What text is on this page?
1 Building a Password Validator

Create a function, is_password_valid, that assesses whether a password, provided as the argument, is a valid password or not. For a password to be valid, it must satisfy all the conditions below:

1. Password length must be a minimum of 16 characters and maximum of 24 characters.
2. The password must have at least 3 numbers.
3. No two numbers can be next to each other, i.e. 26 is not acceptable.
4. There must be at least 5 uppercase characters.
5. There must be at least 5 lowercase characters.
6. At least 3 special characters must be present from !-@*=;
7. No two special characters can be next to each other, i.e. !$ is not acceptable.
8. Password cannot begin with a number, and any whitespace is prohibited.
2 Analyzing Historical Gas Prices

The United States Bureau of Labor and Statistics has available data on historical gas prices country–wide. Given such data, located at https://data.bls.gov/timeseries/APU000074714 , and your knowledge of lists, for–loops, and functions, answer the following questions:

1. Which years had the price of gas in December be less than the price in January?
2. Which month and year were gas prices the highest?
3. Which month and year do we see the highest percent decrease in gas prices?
= = = = = = =
Search the entries for the word "numbers" and pick out every line that holds it.

• _ANSWER IN FULL_
2. The password must have at least 3 numbers.
3. No two numbers can be next to each other, i.e. 26 is not acceptable.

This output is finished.